#### GIVEN TASK:
Reproduce the material word for word; the images stay out.

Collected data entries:
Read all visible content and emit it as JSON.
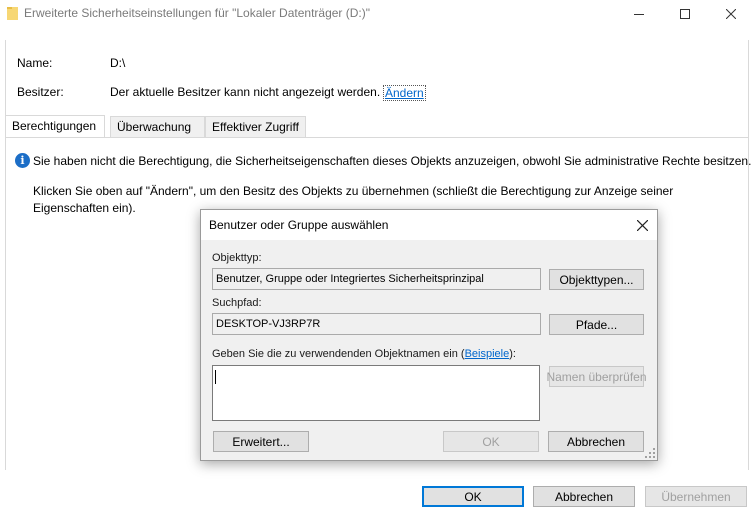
{
  "window": {
    "title": "Erweiterte Sicherheitseinstellungen für \"Lokaler Datenträger (D:)\""
  },
  "info": {
    "name_label": "Name:",
    "name_value": "D:\\",
    "owner_label": "Besitzer:",
    "owner_value": "Der aktuelle Besitzer kann nicht angezeigt werden.",
    "change_link": "Ändern"
  },
  "tabs": [
    {
      "label": "Berechtigungen",
      "active": true
    },
    {
      "label": "Überwachung",
      "active": false
    },
    {
      "label": "Effektiver Zugriff",
      "active": false
    }
  ],
  "message": {
    "line1": "Sie haben nicht die Berechtigung, die Sicherheitseigenschaften dieses Objekts anzuzeigen, obwohl Sie administrative Rechte besitzen.",
    "line2": "Klicken Sie oben auf \"Ändern\", um den Besitz des Objekts zu übernehmen (schließt die Berechtigung zur Anzeige seiner",
    "line3": "Eigenschaften ein)."
  },
  "bottom_buttons": {
    "ok": "OK",
    "cancel": "Abbrechen",
    "apply": "Übernehmen"
  },
  "dialog": {
    "title": "Benutzer oder Gruppe auswählen",
    "objecttype_label": "Objekttyp:",
    "objecttype_value": "Benutzer, Gruppe oder Integriertes Sicherheitsprinzipal",
    "objecttypes_button": "Objekttypen...",
    "path_label": "Suchpfad:",
    "path_value": "DESKTOP-VJ3RP7R",
    "paths_button": "Pfade...",
    "names_label_pre": "Geben Sie die zu verwendenden Objektnamen ein (",
    "examples_link": "Beispiele",
    "names_label_post": "):",
    "names_input_value": "",
    "check_names_button": "Namen überprüfen",
    "advanced_button": "Erweitert...",
    "ok_button": "OK",
    "cancel_button": "Abbrechen"
  },
  "colors": {
    "accent": "#0078d7",
    "link": "#0066cc",
    "info_icon": "#1c6ec7",
    "dialog_bg": "#f0f0f0"
  }
}
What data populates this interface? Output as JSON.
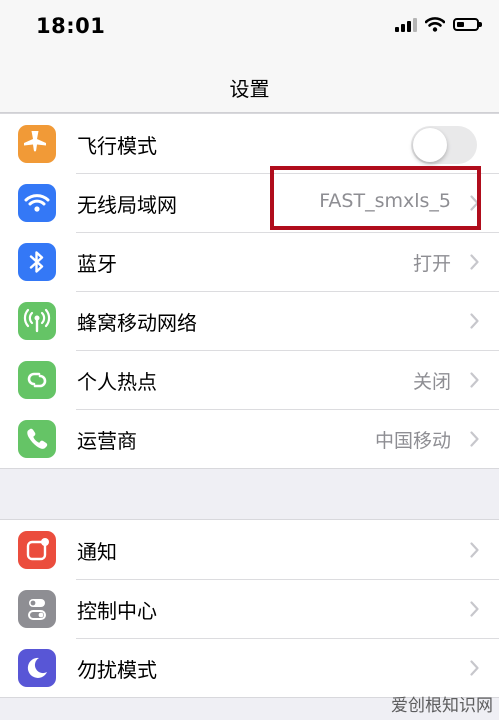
{
  "status_bar": {
    "time": "18:01"
  },
  "nav": {
    "title": "设置"
  },
  "group1": [
    {
      "label": "飞行模式",
      "value": "",
      "type": "toggle",
      "icon": "airplane-icon",
      "color": "#f19a37"
    },
    {
      "label": "无线局域网",
      "value": "FAST_smxls_5",
      "type": "link",
      "icon": "wifi-icon",
      "color": "#3478f6"
    },
    {
      "label": "蓝牙",
      "value": "打开",
      "type": "link",
      "icon": "bluetooth-icon",
      "color": "#3478f6"
    },
    {
      "label": "蜂窝移动网络",
      "value": "",
      "type": "link",
      "icon": "antenna-icon",
      "color": "#65c466"
    },
    {
      "label": "个人热点",
      "value": "关闭",
      "type": "link",
      "icon": "hotspot-icon",
      "color": "#65c466"
    },
    {
      "label": "运营商",
      "value": "中国移动",
      "type": "link",
      "icon": "phone-icon",
      "color": "#65c466"
    }
  ],
  "group2": [
    {
      "label": "通知",
      "value": "",
      "type": "link",
      "icon": "notifications-icon",
      "color": "#eb4d3d"
    },
    {
      "label": "控制中心",
      "value": "",
      "type": "link",
      "icon": "switches-icon",
      "color": "#8e8e93"
    },
    {
      "label": "勿扰模式",
      "value": "",
      "type": "link",
      "icon": "moon-icon",
      "color": "#5856d6"
    }
  ],
  "airplane_mode_on": false,
  "highlight_color": "#b00d1c",
  "watermark": "爱创根知识网"
}
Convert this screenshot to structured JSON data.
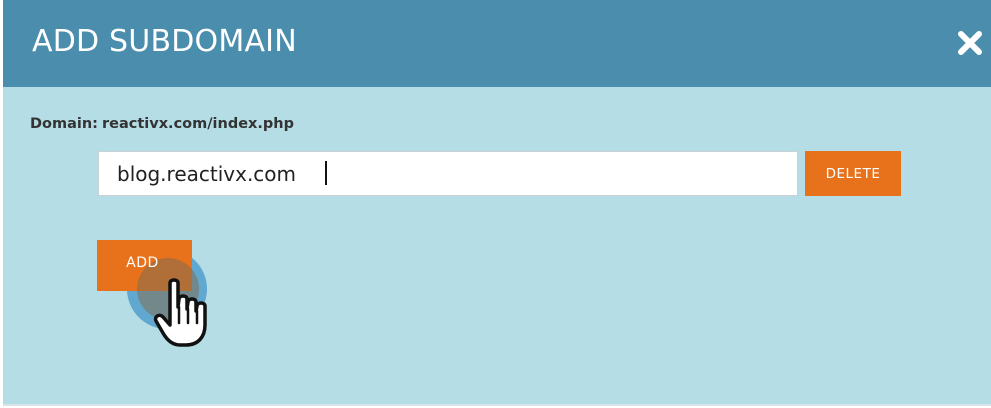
{
  "dialog": {
    "title": "ADD SUBDOMAIN",
    "close_icon": "close-icon",
    "domain_label": "Domain:",
    "domain_value": "reactivx.com/index.php"
  },
  "subdomain_row": {
    "input_value": "blog.reactivx.com",
    "delete_label": "DELETE"
  },
  "add_label": "ADD",
  "cursor_icon": "hand-cursor-icon",
  "colors": {
    "header_bg": "#4b8dad",
    "body_bg": "#b5dde6",
    "accent_button": "#e8711b",
    "text_dark": "#333333"
  }
}
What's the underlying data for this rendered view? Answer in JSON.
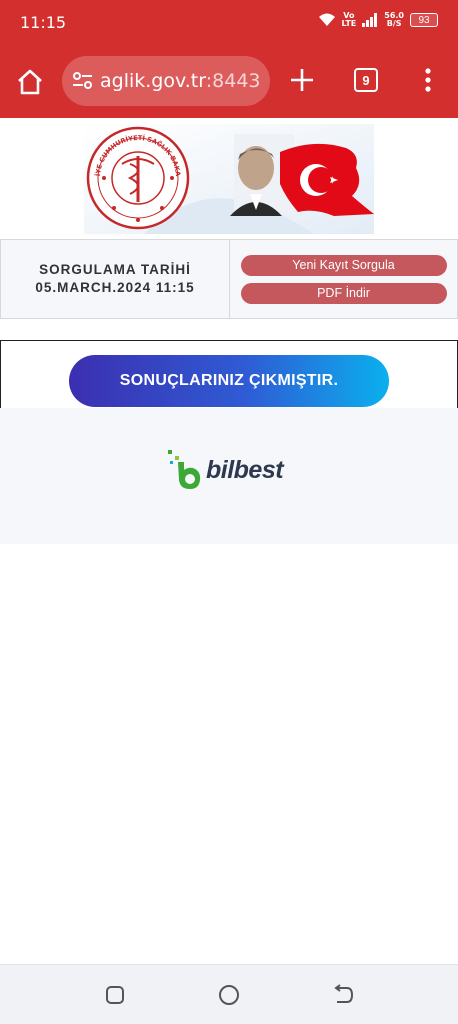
{
  "status_bar": {
    "time": "11:15",
    "volte_top": "Vo",
    "volte_bottom": "LTE",
    "speed_value": "56.0",
    "speed_unit": "B/S",
    "battery": "93"
  },
  "browser": {
    "url_main": "aglik.gov.tr",
    "url_port": ":8443",
    "tab_count": "9"
  },
  "banner": {
    "emblem_text": "TÜRKİYE CUMHURİYETİ SAĞLIK BAKANLIĞI"
  },
  "info": {
    "label": "SORGULAMA TARİHİ",
    "date": "05.MARCH.2024 11:15",
    "buttons": {
      "new_query": "Yeni Kayıt Sorgula",
      "pdf": "PDF İndir"
    }
  },
  "result": {
    "label": "SONUÇLARINIZ ÇIKMIŞTIR."
  },
  "brand": {
    "name": "bilbest"
  },
  "colors": {
    "browser_red": "#d32f2f",
    "button_red": "#c5585c",
    "gradient_start": "#3b2fb0",
    "gradient_end": "#0ab0ee",
    "brand_green": "#3aa935"
  }
}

#### OUTPUT OF THE TASK:
Read all visible content and emit it as JSON.
{
  "window": {
    "title": "Erweiterte Sicherheitseinstellungen für \"Lokaler Datenträger (D:)\""
  },
  "info": {
    "name_label": "Name:",
    "name_value": "D:\\",
    "owner_label": "Besitzer:",
    "owner_value": "Der aktuelle Besitzer kann nicht angezeigt werden.",
    "change_link": "Ändern"
  },
  "tabs": [
    {
      "label": "Berechtigungen",
      "active": true
    },
    {
      "label": "Überwachung",
      "active": false
    },
    {
      "label": "Effektiver Zugriff",
      "active": false
    }
  ],
  "message": {
    "line1": "Sie haben nicht die Berechtigung, die Sicherheitseigenschaften dieses Objekts anzuzeigen, obwohl Sie administrative Rechte besitzen.",
    "line2": "Klicken Sie oben auf \"Ändern\", um den Besitz des Objekts zu übernehmen (schließt die Berechtigung zur Anzeige seiner",
    "line3": "Eigenschaften ein)."
  },
  "bottom_buttons": {
    "ok": "OK",
    "cancel": "Abbrechen",
    "apply": "Übernehmen"
  },
  "dialog": {
    "title": "Benutzer oder Gruppe auswählen",
    "objecttype_label": "Objekttyp:",
    "objecttype_value": "Benutzer, Gruppe oder Integriertes Sicherheitsprinzipal",
    "objecttypes_button": "Objekttypen...",
    "path_label": "Suchpfad:",
    "path_value": "DESKTOP-VJ3RP7R",
    "paths_button": "Pfade...",
    "names_label_pre": "Geben Sie die zu verwendenden Objektnamen ein (",
    "examples_link": "Beispiele",
    "names_label_post": "):",
    "names_input_value": "",
    "check_names_button": "Namen überprüfen",
    "advanced_button": "Erweitert...",
    "ok_button": "OK",
    "cancel_button": "Abbrechen"
  },
  "colors": {
    "accent": "#0078d7",
    "link": "#0066cc",
    "info_icon": "#1c6ec7",
    "dialog_bg": "#f0f0f0"
  }
}
What data populates this interface? Output as JSON.
{
  "status_bar": {
    "time": "18:01"
  },
  "nav": {
    "title": "设置"
  },
  "group1": [
    {
      "label": "飞行模式",
      "value": "",
      "type": "toggle",
      "icon": "airplane-icon",
      "color": "#f19a37"
    },
    {
      "label": "无线局域网",
      "value": "FAST_smxls_5",
      "type": "link",
      "icon": "wifi-icon",
      "color": "#3478f6"
    },
    {
      "label": "蓝牙",
      "value": "打开",
      "type": "link",
      "icon": "bluetooth-icon",
      "color": "#3478f6"
    },
    {
      "label": "蜂窝移动网络",
      "value": "",
      "type": "link",
      "icon": "antenna-icon",
      "color": "#65c466"
    },
    {
      "label": "个人热点",
      "value": "关闭",
      "type": "link",
      "icon": "hotspot-icon",
      "color": "#65c466"
    },
    {
      "label": "运营商",
      "value": "中国移动",
      "type": "link",
      "icon": "phone-icon",
      "color": "#65c466"
    }
  ],
  "group2": [
    {
      "label": "通知",
      "value": "",
      "type": "link",
      "icon": "notifications-icon",
      "color": "#eb4d3d"
    },
    {
      "label": "控制中心",
      "value": "",
      "type": "link",
      "icon": "switches-icon",
      "color": "#8e8e93"
    },
    {
      "label": "勿扰模式",
      "value": "",
      "type": "link",
      "icon": "moon-icon",
      "color": "#5856d6"
    }
  ],
  "airplane_mode_on": false,
  "highlight_color": "#b00d1c",
  "watermark": "爱创根知识网"
}
Convert this screenshot to structured JSON data.
{
  "dialog": {
    "title": "ADD SUBDOMAIN",
    "close_icon": "close-icon",
    "domain_label": "Domain:",
    "domain_value": "reactivx.com/index.php"
  },
  "subdomain_row": {
    "input_value": "blog.reactivx.com",
    "delete_label": "DELETE"
  },
  "add_label": "ADD",
  "cursor_icon": "hand-cursor-icon",
  "colors": {
    "header_bg": "#4b8dad",
    "body_bg": "#b5dde6",
    "accent_button": "#e8711b",
    "text_dark": "#333333"
  }
}
What's the underlying data for this rendered view? Answer in JSON.
{
  "status_bar": {
    "time": "11:15",
    "volte_top": "Vo",
    "volte_bottom": "LTE",
    "speed_value": "56.0",
    "speed_unit": "B/S",
    "battery": "93"
  },
  "browser": {
    "url_main": "aglik.gov.tr",
    "url_port": ":8443",
    "tab_count": "9"
  },
  "banner": {
    "emblem_text": "TÜRKİYE CUMHURİYETİ SAĞLIK BAKANLIĞI"
  },
  "info": {
    "label": "SORGULAMA TARİHİ",
    "date": "05.MARCH.2024 11:15",
    "buttons": {
      "new_query": "Yeni Kayıt Sorgula",
      "pdf": "PDF İndir"
    }
  },
  "result": {
    "label": "SONUÇLARINIZ ÇIKMIŞTIR."
  },
  "brand": {
    "name": "bilbest"
  },
  "colors": {
    "browser_red": "#d32f2f",
    "button_red": "#c5585c",
    "gradient_start": "#3b2fb0",
    "gradient_end": "#0ab0ee",
    "brand_green": "#3aa935"
  }
}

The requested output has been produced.